- _Task to carry out_: Go through the listing beneath this task and return every line that carries the string "color".

- _Given data_:
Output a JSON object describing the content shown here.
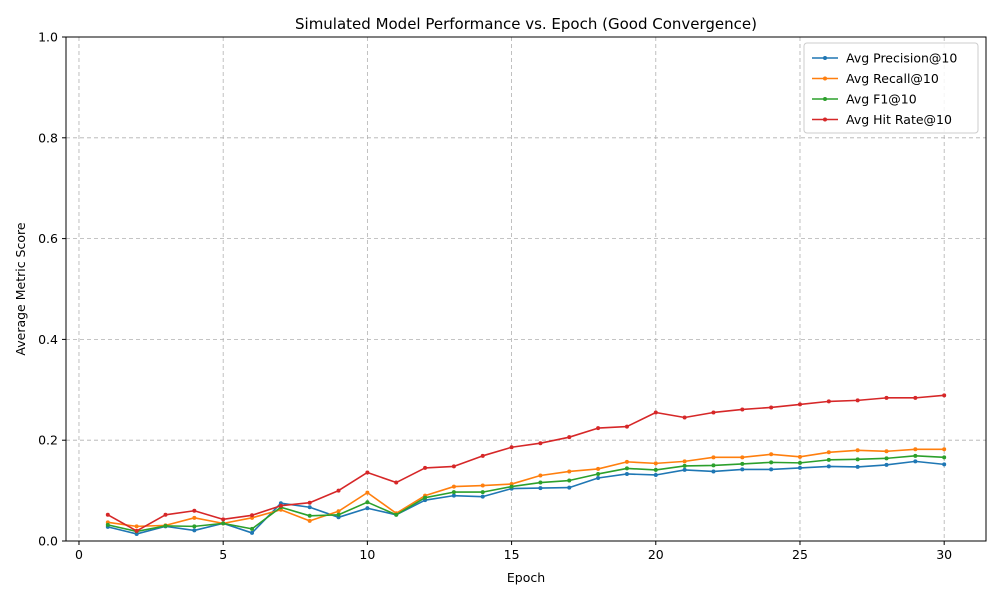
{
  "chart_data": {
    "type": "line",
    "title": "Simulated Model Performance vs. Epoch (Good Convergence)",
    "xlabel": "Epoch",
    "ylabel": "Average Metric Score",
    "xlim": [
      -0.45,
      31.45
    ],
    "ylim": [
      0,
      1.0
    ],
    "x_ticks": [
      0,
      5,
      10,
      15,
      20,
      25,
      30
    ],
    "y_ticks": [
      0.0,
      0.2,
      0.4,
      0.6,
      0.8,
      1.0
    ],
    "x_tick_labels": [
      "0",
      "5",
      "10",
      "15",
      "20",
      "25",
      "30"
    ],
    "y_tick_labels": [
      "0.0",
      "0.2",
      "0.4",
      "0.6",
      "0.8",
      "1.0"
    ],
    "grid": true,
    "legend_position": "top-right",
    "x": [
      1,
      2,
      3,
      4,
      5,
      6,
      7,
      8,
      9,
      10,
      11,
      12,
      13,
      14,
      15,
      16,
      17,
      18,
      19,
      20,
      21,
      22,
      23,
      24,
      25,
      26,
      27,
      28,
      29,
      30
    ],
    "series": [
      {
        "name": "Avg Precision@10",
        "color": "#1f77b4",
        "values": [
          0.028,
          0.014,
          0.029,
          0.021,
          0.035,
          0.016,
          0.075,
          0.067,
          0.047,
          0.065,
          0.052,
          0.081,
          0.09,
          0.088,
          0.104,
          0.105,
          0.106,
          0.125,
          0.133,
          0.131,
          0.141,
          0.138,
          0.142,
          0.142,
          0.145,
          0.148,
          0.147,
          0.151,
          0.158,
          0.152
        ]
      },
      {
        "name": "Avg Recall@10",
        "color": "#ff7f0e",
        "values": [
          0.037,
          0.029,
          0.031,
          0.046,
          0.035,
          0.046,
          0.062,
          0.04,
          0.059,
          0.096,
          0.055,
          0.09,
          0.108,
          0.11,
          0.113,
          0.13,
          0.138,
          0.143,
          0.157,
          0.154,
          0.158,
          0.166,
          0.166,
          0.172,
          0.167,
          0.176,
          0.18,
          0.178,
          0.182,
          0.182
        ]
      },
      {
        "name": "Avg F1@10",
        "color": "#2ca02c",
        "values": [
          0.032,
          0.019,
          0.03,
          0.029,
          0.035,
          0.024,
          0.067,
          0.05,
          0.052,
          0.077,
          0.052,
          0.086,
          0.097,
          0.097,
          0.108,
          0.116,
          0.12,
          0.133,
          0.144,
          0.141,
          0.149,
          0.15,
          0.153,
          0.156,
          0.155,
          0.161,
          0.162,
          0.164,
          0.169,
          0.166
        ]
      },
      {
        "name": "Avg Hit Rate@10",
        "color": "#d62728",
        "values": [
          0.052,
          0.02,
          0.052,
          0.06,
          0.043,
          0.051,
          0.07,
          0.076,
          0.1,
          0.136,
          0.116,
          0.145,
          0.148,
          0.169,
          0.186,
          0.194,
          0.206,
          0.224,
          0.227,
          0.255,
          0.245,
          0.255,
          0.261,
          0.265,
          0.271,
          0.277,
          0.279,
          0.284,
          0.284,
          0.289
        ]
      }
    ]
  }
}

- _Result of the task_:
        "color": "#1f77b4",
        "color": "#ff7f0e",
        "color": "#2ca02c",
        "color": "#d62728",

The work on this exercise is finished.